▸ **Instructions to follow**
For the entries below, count the lines that contain the word "ylabel" and reply with that number only.

(Collected data entries)

-.-.-

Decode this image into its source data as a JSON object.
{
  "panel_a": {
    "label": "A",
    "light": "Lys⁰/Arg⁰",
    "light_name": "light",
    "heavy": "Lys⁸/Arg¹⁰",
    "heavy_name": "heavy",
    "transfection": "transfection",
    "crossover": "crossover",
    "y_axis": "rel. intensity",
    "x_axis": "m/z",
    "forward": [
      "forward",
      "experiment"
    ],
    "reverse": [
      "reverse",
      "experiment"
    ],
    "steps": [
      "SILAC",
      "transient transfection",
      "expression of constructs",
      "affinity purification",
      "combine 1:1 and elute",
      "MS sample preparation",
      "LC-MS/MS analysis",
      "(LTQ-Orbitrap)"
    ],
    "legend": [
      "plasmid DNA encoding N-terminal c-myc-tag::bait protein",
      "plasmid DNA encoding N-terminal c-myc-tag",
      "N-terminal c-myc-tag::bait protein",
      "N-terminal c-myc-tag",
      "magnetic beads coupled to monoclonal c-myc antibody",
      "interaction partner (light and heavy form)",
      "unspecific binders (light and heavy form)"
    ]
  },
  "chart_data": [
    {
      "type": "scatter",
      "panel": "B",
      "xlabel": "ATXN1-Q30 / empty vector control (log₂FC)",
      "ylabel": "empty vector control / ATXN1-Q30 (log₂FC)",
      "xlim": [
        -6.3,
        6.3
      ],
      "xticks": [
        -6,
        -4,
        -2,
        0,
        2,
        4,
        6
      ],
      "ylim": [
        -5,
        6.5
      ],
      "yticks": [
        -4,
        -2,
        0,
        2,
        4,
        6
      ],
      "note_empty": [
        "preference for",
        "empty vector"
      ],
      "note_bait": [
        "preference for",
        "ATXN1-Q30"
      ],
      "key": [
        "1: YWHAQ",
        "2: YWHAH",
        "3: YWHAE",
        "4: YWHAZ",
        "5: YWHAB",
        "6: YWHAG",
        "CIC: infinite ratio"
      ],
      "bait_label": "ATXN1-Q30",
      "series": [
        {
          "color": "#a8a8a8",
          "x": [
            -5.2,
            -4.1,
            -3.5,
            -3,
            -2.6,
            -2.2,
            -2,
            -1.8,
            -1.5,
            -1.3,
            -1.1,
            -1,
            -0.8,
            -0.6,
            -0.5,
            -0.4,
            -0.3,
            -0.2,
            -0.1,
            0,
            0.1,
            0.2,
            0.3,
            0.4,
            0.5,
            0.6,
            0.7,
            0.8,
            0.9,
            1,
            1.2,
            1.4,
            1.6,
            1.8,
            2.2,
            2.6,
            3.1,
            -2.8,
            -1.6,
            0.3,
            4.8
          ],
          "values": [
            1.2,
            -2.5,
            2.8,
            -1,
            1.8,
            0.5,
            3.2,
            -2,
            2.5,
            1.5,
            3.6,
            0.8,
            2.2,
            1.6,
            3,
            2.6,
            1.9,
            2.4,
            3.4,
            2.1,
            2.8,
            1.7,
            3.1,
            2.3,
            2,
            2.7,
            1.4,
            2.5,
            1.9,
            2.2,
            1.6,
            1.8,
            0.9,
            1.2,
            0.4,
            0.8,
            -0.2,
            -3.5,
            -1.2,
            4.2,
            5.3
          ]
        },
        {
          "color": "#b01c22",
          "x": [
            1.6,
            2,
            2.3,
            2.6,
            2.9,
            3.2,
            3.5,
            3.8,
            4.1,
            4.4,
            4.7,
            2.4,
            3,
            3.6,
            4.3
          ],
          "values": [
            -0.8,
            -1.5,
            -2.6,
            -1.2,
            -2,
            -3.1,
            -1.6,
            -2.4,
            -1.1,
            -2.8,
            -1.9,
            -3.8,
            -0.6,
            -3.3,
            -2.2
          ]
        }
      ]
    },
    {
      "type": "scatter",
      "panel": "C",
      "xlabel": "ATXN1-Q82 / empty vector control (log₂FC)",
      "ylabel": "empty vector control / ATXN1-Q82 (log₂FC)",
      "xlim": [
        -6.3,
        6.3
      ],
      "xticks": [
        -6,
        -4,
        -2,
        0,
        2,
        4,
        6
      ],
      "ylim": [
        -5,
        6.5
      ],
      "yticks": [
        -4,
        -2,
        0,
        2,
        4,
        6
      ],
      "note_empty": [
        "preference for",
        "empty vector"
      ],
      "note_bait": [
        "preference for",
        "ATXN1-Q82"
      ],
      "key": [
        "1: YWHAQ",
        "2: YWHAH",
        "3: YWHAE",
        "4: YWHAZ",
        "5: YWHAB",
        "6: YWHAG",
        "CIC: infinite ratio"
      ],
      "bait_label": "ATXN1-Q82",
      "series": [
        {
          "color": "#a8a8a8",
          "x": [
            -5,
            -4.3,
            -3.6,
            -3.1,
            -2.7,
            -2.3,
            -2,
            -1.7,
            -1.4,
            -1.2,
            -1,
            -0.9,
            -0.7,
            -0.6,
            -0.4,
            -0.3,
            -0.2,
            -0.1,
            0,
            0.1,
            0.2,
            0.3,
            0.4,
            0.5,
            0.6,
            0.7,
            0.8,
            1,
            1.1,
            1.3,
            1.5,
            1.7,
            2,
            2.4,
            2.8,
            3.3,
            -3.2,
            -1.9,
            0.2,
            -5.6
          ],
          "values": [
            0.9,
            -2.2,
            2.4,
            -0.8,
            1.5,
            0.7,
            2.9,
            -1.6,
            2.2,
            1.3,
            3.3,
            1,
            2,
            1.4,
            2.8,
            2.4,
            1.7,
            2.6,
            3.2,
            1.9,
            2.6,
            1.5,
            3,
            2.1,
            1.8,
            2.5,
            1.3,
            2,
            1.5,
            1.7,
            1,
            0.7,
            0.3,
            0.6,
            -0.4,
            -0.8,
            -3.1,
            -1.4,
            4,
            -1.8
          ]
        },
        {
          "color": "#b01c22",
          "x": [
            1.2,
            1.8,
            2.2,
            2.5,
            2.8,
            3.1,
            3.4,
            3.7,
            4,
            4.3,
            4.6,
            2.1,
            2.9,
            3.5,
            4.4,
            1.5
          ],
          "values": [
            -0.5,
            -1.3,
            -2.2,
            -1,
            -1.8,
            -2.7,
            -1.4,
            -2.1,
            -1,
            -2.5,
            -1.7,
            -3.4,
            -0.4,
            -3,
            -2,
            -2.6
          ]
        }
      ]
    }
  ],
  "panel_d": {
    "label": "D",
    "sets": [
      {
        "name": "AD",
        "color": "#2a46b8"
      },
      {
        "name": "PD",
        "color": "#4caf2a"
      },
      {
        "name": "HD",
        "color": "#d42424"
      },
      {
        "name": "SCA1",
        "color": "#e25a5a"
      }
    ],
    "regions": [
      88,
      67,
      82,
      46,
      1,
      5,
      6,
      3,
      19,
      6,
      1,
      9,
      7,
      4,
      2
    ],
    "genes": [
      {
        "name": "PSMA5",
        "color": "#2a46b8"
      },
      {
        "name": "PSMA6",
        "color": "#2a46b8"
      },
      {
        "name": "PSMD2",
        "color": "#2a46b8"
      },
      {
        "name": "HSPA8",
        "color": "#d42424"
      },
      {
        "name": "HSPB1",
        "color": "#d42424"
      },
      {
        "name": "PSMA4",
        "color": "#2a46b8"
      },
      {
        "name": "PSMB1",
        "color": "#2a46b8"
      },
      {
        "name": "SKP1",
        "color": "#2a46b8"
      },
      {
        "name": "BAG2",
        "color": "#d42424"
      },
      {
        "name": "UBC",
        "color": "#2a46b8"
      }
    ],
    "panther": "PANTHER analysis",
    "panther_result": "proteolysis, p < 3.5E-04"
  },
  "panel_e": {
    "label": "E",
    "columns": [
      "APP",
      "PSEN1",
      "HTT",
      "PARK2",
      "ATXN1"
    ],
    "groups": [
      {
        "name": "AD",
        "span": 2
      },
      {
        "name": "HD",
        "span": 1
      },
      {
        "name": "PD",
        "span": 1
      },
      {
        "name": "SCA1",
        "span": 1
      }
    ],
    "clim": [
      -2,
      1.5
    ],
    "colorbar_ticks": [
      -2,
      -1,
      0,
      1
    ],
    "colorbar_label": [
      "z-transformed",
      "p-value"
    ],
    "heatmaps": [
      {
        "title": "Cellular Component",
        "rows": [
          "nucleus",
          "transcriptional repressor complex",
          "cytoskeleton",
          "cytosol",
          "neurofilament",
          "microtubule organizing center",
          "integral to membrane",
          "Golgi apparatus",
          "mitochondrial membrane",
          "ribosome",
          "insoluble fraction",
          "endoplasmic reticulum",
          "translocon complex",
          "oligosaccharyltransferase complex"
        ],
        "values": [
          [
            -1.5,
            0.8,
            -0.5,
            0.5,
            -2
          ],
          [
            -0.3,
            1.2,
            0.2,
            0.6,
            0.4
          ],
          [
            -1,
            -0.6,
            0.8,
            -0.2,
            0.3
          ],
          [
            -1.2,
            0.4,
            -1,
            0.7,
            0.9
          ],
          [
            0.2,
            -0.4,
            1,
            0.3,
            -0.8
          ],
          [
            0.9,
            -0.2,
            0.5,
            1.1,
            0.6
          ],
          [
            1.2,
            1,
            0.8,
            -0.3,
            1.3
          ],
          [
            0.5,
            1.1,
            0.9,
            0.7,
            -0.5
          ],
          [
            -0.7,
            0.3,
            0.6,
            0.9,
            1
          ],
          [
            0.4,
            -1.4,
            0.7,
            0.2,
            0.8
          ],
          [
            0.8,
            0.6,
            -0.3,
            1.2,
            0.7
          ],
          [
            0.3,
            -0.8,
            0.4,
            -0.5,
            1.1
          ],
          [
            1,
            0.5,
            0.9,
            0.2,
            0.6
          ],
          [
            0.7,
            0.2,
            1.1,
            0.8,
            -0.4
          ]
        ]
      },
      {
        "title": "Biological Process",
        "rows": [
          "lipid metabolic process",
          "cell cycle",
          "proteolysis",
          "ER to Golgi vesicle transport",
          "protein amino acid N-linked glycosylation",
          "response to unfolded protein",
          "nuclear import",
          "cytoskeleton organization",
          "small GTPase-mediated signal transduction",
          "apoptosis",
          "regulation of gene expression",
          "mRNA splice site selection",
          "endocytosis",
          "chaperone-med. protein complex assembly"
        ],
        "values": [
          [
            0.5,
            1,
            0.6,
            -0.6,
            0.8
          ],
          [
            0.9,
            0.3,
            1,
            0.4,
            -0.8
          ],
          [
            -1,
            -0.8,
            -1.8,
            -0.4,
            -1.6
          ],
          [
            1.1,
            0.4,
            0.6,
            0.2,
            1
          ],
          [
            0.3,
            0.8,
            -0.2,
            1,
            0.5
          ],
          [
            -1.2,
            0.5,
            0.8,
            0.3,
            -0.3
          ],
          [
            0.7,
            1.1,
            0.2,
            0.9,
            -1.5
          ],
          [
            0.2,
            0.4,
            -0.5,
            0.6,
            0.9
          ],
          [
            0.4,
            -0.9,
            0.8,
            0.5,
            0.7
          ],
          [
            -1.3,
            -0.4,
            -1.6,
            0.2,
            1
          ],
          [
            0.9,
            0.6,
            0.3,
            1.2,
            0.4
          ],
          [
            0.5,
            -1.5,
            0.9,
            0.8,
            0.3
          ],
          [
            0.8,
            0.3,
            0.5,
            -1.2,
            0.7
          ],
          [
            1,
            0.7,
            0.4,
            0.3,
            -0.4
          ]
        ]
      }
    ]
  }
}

-.-.-

▸ **Exercise solution**
2